--- Task input ---
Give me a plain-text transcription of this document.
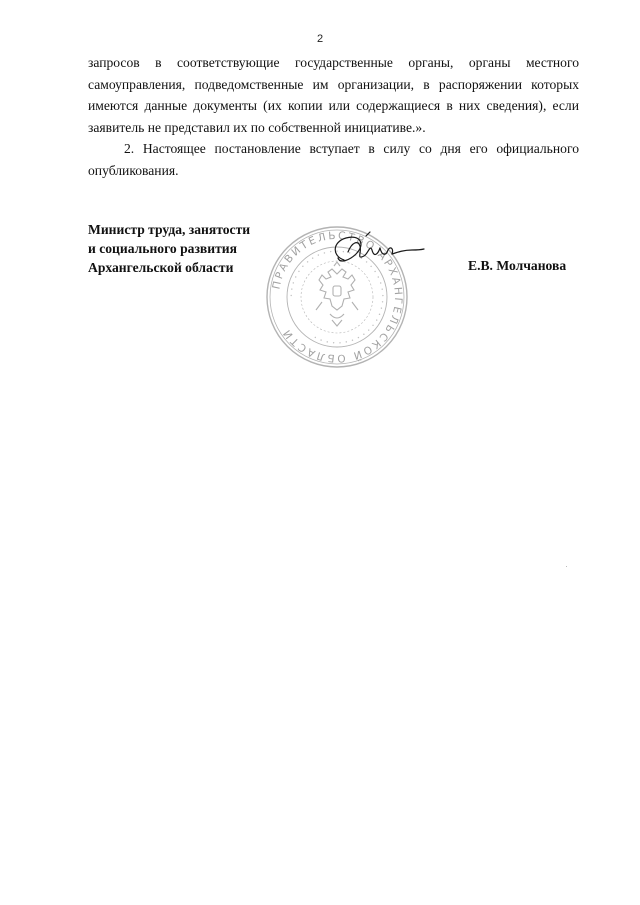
2

запросов в соответствующие государственные органы, органы местного самоуправления, подведомственные им организации, в распоряжении которых имеются данные документы (их копии или содержащиеся в них сведения), если заявитель не представил их по собственной инициативе.».

2. Настоящее постановление вступает в силу со дня его официального опубликования.

Министр труда, занятости
и социального развития
Архангельской области
ПРАВИТЕЛЬСТВО АРХАНГЕЛЬСКОЙ ОБЛАСТИ
• • • • • • • • • • • • • • • • • • • • • • • • • • • • • • • • • • • • • •
Е.В. Молчанова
---
Transcribe the records verbatim and omit the images.

Give me a plain-text transcription of this document.
2

запросов в соответствующие государственные органы, органы местного самоуправления, подведомственные им организации, в распоряжении которых имеются данные документы (их копии или содержащиеся в них сведения), если заявитель не представил их по собственной инициативе.».

2. Настоящее постановление вступает в силу со дня его официального опубликования.

Министр труда, занятости
и социального развития
Архангельской области
ПРАВИТЕЛЬСТВО АРХАНГЕЛЬСКОЙ ОБЛАСТИ
• • • • • • • • • • • • • • • • • • • • • • • • • • • • • • • • • • • • • •
Е.В. Молчанова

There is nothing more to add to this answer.